-- begin --

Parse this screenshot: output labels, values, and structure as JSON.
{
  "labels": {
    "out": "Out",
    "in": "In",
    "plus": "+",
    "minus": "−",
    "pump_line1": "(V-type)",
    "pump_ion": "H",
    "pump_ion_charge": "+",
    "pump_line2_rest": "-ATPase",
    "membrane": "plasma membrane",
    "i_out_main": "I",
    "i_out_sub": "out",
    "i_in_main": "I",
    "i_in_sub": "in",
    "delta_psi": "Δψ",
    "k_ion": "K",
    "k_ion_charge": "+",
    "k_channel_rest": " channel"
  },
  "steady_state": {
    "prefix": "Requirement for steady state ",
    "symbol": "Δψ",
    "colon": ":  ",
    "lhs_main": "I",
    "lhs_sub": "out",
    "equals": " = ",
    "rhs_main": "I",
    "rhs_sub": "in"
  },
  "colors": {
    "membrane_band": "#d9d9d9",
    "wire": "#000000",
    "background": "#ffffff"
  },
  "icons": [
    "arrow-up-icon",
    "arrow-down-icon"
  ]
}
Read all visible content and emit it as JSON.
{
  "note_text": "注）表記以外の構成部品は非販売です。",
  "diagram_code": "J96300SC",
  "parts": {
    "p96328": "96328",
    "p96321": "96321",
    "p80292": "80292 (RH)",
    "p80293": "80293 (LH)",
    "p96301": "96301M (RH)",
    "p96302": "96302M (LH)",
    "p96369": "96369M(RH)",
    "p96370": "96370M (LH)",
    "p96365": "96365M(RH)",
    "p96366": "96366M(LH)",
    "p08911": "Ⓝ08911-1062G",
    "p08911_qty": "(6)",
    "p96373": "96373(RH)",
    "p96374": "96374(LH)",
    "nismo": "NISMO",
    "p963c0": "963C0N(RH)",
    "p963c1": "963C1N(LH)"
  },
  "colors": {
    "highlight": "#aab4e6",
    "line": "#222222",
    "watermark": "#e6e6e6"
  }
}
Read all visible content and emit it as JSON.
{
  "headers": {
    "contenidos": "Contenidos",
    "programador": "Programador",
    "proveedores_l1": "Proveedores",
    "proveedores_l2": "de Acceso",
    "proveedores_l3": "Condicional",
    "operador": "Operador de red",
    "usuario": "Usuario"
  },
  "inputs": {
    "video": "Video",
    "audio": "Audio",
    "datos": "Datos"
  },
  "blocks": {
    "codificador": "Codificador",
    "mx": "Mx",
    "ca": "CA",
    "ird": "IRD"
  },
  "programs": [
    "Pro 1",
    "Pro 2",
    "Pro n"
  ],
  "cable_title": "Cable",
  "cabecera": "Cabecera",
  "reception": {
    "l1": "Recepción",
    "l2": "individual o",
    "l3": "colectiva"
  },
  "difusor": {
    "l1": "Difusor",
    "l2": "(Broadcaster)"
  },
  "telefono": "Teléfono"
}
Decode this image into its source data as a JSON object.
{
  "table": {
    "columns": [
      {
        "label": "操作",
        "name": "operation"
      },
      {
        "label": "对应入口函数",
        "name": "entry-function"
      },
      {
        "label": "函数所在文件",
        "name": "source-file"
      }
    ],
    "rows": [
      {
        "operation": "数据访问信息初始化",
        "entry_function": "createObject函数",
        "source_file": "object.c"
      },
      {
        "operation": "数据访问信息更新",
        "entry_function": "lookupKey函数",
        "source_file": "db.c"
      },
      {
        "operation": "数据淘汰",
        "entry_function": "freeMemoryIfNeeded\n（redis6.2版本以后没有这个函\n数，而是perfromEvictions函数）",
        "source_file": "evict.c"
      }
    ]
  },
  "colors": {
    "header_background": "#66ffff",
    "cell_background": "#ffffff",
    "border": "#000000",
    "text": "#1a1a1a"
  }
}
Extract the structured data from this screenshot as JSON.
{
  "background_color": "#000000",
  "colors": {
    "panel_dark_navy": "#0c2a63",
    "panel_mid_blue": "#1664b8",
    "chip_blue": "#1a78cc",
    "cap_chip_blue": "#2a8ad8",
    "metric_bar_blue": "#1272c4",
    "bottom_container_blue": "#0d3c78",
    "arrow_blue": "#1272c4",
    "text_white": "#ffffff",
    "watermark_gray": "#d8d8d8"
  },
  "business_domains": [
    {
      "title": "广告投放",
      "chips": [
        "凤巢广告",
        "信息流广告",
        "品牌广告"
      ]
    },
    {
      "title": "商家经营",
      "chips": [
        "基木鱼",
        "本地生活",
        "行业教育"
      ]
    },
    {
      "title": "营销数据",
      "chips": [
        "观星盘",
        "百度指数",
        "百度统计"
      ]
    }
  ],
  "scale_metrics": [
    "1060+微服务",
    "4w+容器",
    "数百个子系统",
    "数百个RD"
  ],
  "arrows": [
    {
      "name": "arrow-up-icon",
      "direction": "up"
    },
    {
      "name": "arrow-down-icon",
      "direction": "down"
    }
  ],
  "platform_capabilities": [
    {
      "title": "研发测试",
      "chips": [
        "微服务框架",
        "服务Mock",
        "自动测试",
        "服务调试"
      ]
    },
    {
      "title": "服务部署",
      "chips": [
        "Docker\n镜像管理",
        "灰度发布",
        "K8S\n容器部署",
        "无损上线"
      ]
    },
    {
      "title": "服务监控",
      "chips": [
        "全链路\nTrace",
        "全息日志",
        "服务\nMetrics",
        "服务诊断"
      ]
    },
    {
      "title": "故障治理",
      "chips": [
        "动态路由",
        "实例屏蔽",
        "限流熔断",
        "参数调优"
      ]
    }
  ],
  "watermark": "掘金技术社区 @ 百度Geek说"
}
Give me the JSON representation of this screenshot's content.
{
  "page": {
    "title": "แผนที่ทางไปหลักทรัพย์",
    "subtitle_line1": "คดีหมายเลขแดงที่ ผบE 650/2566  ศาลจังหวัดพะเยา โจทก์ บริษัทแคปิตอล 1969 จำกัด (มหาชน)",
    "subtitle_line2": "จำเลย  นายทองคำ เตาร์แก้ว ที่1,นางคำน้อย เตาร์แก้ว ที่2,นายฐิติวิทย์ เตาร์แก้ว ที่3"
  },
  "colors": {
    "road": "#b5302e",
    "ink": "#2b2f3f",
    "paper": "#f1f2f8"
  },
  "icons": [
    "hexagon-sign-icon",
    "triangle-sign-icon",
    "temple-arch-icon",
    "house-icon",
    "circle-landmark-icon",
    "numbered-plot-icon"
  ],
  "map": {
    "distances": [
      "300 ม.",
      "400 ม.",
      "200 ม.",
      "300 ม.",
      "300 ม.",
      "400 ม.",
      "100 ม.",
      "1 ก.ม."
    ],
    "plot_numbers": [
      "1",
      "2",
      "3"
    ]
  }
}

-- end --

### Aim
Keep only the lines that hold the string "JSON", and copy them out.

### Full answer
Parse this screenshot: output labels, values, and structure as JSON.
Read all visible content and emit it as JSON.
Read all visible content and emit it as JSON.
Decode this image into its source data as a JSON object.
Extract the structured data from this screenshot as JSON.
Give me the JSON representation of this screenshot's content.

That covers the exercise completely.